**PROBLEM**
The listing below should be printed exactly, every line of it. Skip the pictures.

**SUPPLIED INFORMATION**
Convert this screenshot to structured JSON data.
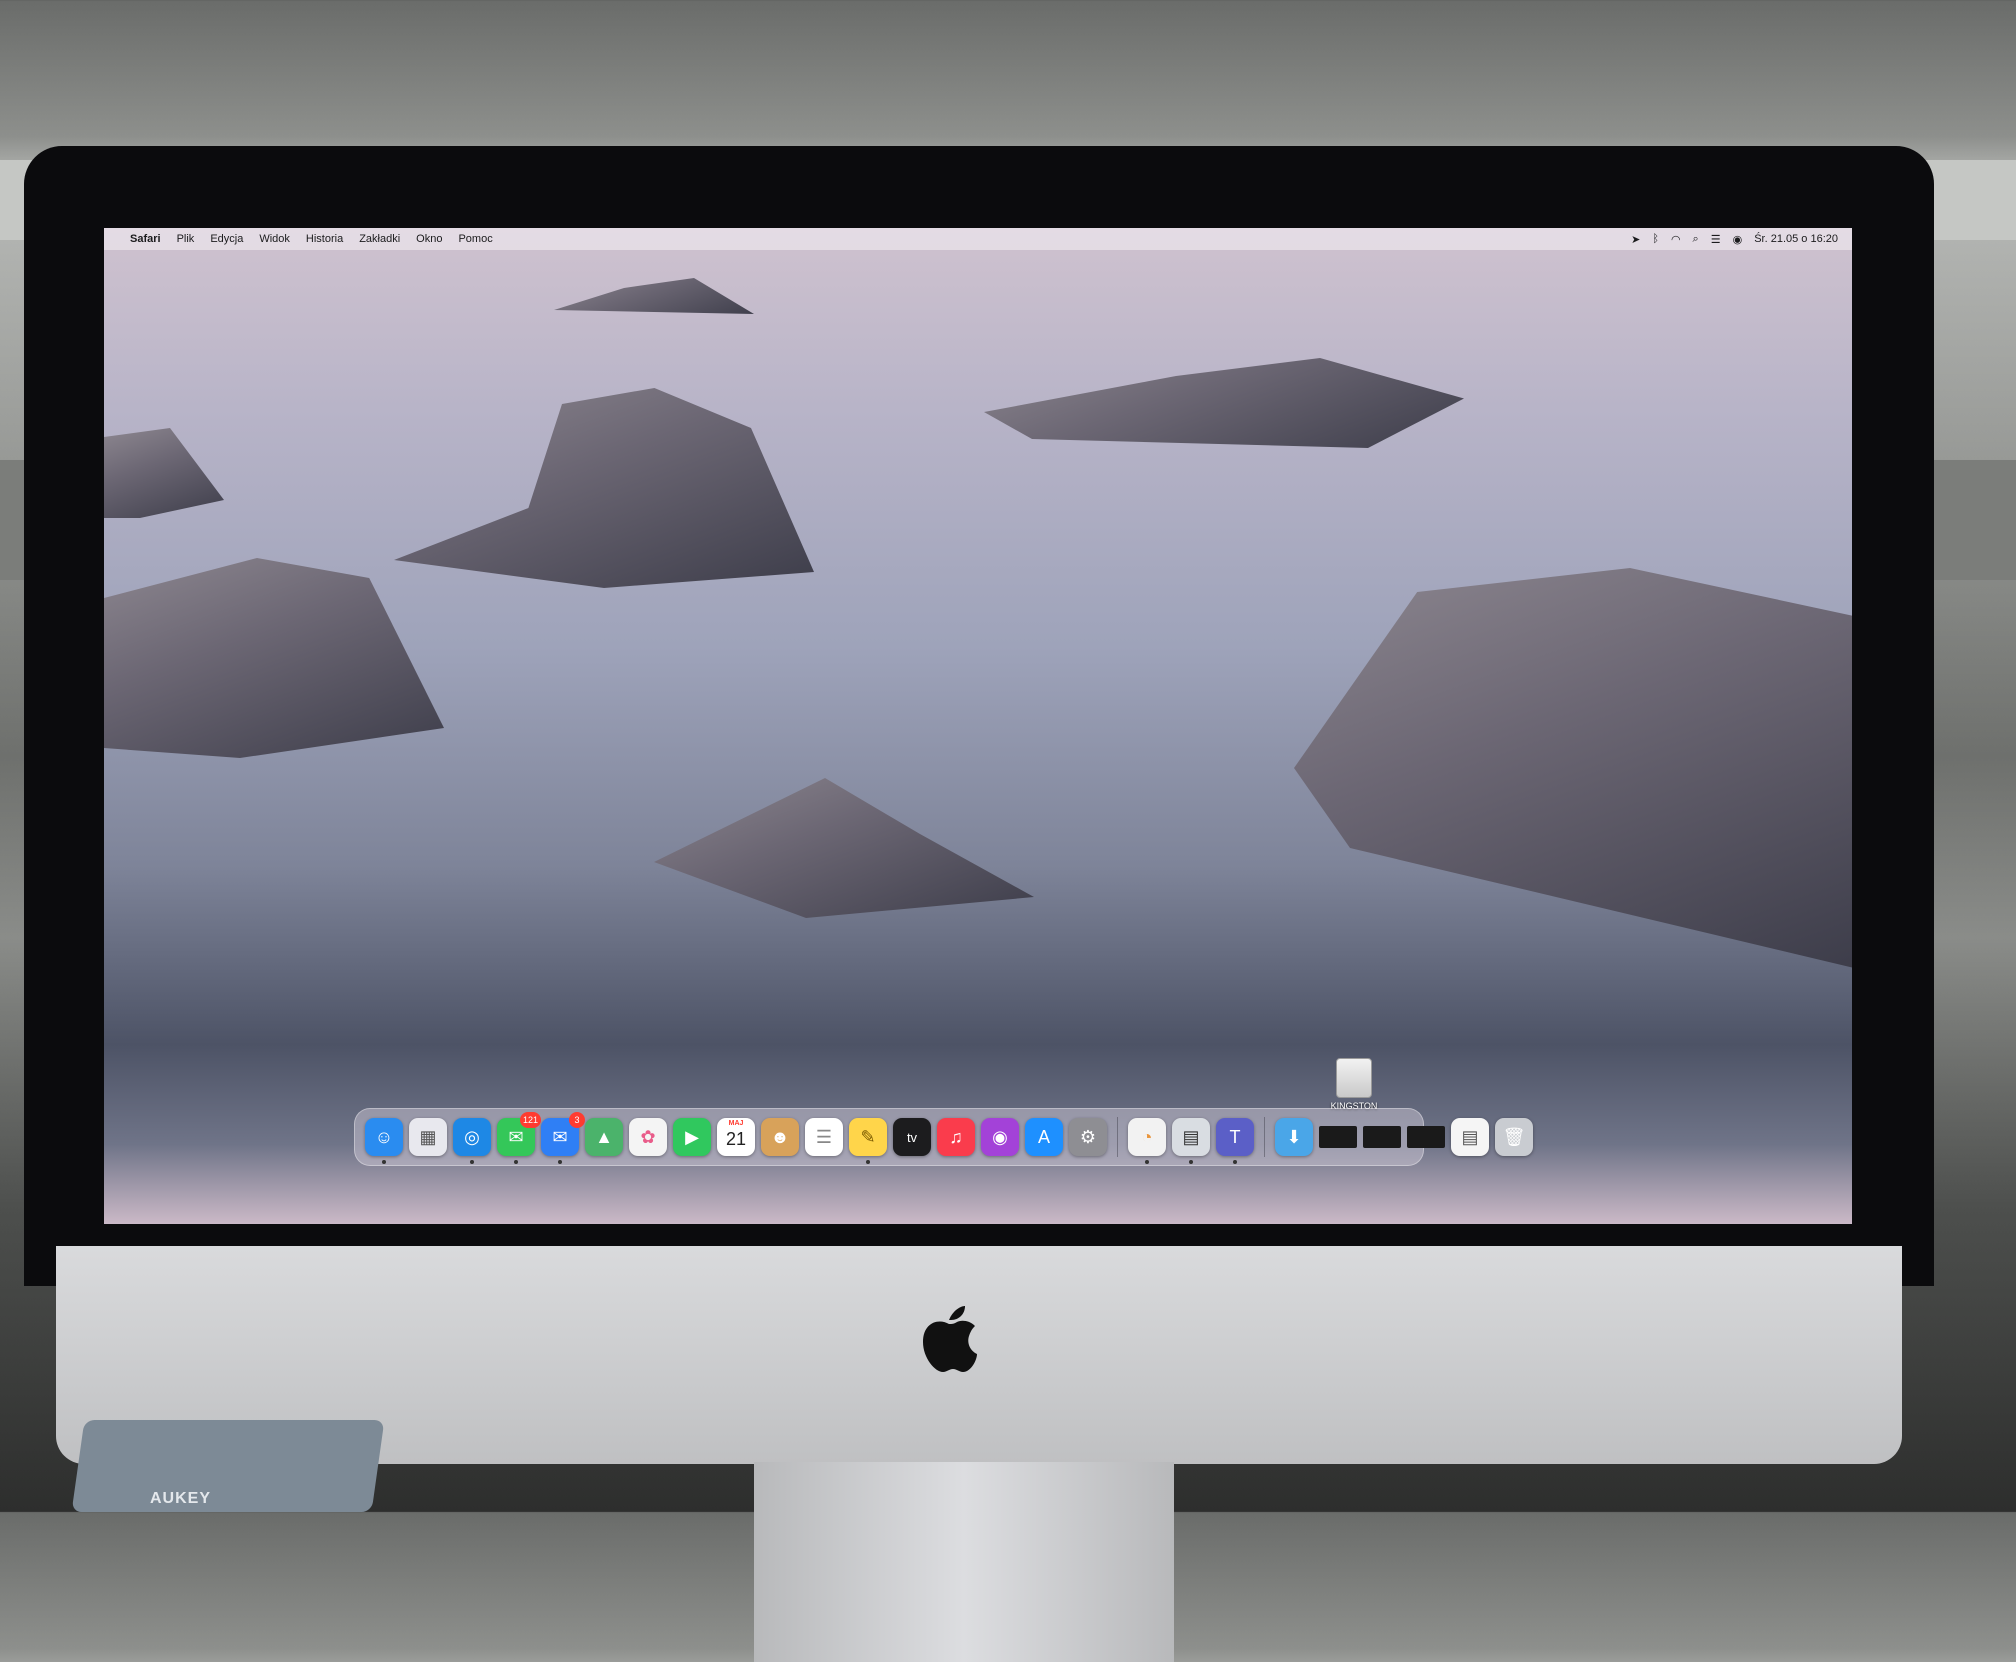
{
  "menubar": {
    "apple_glyph": "",
    "app_name": "Safari",
    "items": [
      "Plik",
      "Edycja",
      "Widok",
      "Historia",
      "Zakładki",
      "Okno",
      "Pomoc"
    ],
    "clock": "Śr. 21.05 o 16:20",
    "status_icons": [
      "location-icon",
      "bluetooth-icon",
      "wifi-icon",
      "search-icon",
      "control-center-icon",
      "siri-icon"
    ]
  },
  "desktop": {
    "drive_label": "KINGSTON"
  },
  "dock": {
    "apps": [
      {
        "name": "finder",
        "color": "#2a8cf0",
        "glyph": "☺"
      },
      {
        "name": "launchpad",
        "color": "#e8e8ee",
        "glyph": "▦"
      },
      {
        "name": "safari",
        "color": "#1e88e5",
        "glyph": "◎"
      },
      {
        "name": "messages",
        "color": "#34c759",
        "glyph": "✉",
        "badge": "121"
      },
      {
        "name": "mail",
        "color": "#2f7ff5",
        "glyph": "✉",
        "badge": "3"
      },
      {
        "name": "maps",
        "color": "#4bb36b",
        "glyph": "▲"
      },
      {
        "name": "photos",
        "color": "#f4f4f4",
        "glyph": "✿"
      },
      {
        "name": "facetime",
        "color": "#30c85e",
        "glyph": "▶"
      },
      {
        "name": "calendar",
        "color": "#ffffff",
        "month": "MAJ",
        "day": "21"
      },
      {
        "name": "contacts",
        "color": "#d8a25a",
        "glyph": "☻"
      },
      {
        "name": "reminders",
        "color": "#ffffff",
        "glyph": "☰"
      },
      {
        "name": "notes",
        "color": "#ffd54a",
        "glyph": "✎"
      },
      {
        "name": "apple-tv",
        "color": "#1c1c1e",
        "glyph": "tv"
      },
      {
        "name": "music",
        "color": "#fa3c4c",
        "glyph": "♫"
      },
      {
        "name": "podcasts",
        "color": "#a342d8",
        "glyph": "◉"
      },
      {
        "name": "app-store",
        "color": "#1e90ff",
        "glyph": "A"
      },
      {
        "name": "system-preferences",
        "color": "#8e8e93",
        "glyph": "⚙"
      },
      {
        "name": "color-app",
        "color": "#f2f2f2",
        "glyph": "◔"
      },
      {
        "name": "preview",
        "color": "#d9dde2",
        "glyph": "▤"
      },
      {
        "name": "teams",
        "color": "#5b5fc7",
        "glyph": "T"
      }
    ],
    "right_items": [
      {
        "name": "downloads-folder",
        "color": "#4aa6e8",
        "glyph": "⬇"
      },
      {
        "name": "minimized-window-1",
        "color": "#1a1a1a"
      },
      {
        "name": "minimized-window-2",
        "color": "#1a1a1a"
      },
      {
        "name": "minimized-window-3",
        "color": "#1a1a1a"
      },
      {
        "name": "minimized-document",
        "color": "#f5f5f5",
        "glyph": "▤"
      },
      {
        "name": "trash",
        "color": "#c9ccd1",
        "glyph": "🗑"
      }
    ]
  },
  "hardware": {
    "hub_brand": "AUKEY"
  }
}
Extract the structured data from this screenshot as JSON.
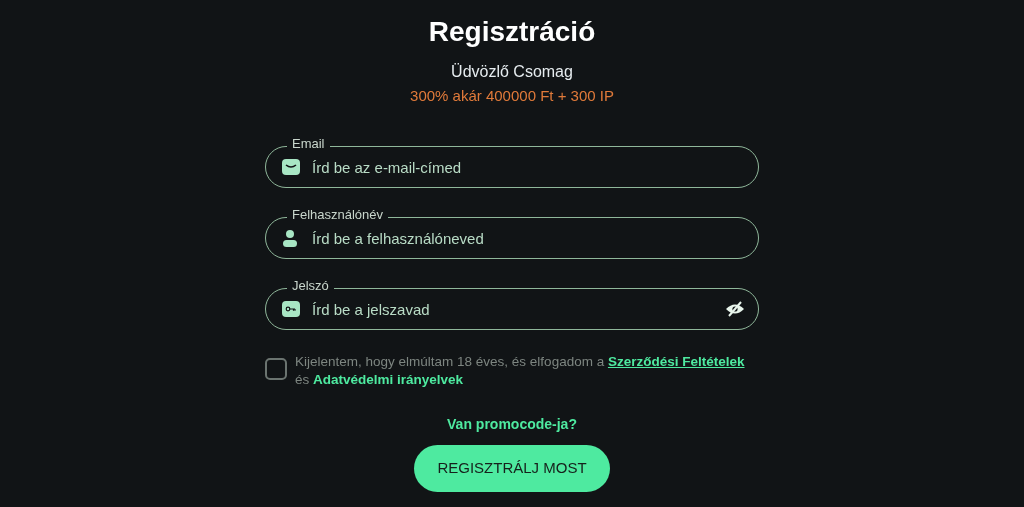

**COMPLETE ANSWER**
Convert this screenshot to structured JSON data.
{
  "menubar": {
    "apple_glyph": "",
    "app_name": "Safari",
    "items": [
      "Plik",
      "Edycja",
      "Widok",
      "Historia",
      "Zakładki",
      "Okno",
      "Pomoc"
    ],
    "clock": "Śr. 21.05 o 16:20",
    "status_icons": [
      "location-icon",
      "bluetooth-icon",
      "wifi-icon",
      "search-icon",
      "control-center-icon",
      "siri-icon"
    ]
  },
  "desktop": {
    "drive_label": "KINGSTON"
  },
  "dock": {
    "apps": [
      {
        "name": "finder",
        "color": "#2a8cf0",
        "glyph": "☺"
      },
      {
        "name": "launchpad",
        "color": "#e8e8ee",
        "glyph": "▦"
      },
      {
        "name": "safari",
        "color": "#1e88e5",
        "glyph": "◎"
      },
      {
        "name": "messages",
        "color": "#34c759",
        "glyph": "✉",
        "badge": "121"
      },
      {
        "name": "mail",
        "color": "#2f7ff5",
        "glyph": "✉",
        "badge": "3"
      },
      {
        "name": "maps",
        "color": "#4bb36b",
        "glyph": "▲"
      },
      {
        "name": "photos",
        "color": "#f4f4f4",
        "glyph": "✿"
      },
      {
        "name": "facetime",
        "color": "#30c85e",
        "glyph": "▶"
      },
      {
        "name": "calendar",
        "color": "#ffffff",
        "month": "MAJ",
        "day": "21"
      },
      {
        "name": "contacts",
        "color": "#d8a25a",
        "glyph": "☻"
      },
      {
        "name": "reminders",
        "color": "#ffffff",
        "glyph": "☰"
      },
      {
        "name": "notes",
        "color": "#ffd54a",
        "glyph": "✎"
      },
      {
        "name": "apple-tv",
        "color": "#1c1c1e",
        "glyph": "tv"
      },
      {
        "name": "music",
        "color": "#fa3c4c",
        "glyph": "♫"
      },
      {
        "name": "podcasts",
        "color": "#a342d8",
        "glyph": "◉"
      },
      {
        "name": "app-store",
        "color": "#1e90ff",
        "glyph": "A"
      },
      {
        "name": "system-preferences",
        "color": "#8e8e93",
        "glyph": "⚙"
      },
      {
        "name": "color-app",
        "color": "#f2f2f2",
        "glyph": "◔"
      },
      {
        "name": "preview",
        "color": "#d9dde2",
        "glyph": "▤"
      },
      {
        "name": "teams",
        "color": "#5b5fc7",
        "glyph": "T"
      }
    ],
    "right_items": [
      {
        "name": "downloads-folder",
        "color": "#4aa6e8",
        "glyph": "⬇"
      },
      {
        "name": "minimized-window-1",
        "color": "#1a1a1a"
      },
      {
        "name": "minimized-window-2",
        "color": "#1a1a1a"
      },
      {
        "name": "minimized-window-3",
        "color": "#1a1a1a"
      },
      {
        "name": "minimized-document",
        "color": "#f5f5f5",
        "glyph": "▤"
      },
      {
        "name": "trash",
        "color": "#c9ccd1",
        "glyph": "🗑"
      }
    ]
  },
  "hardware": {
    "hub_brand": "AUKEY"
  }
}
Extract the structured data from this screenshot as JSON.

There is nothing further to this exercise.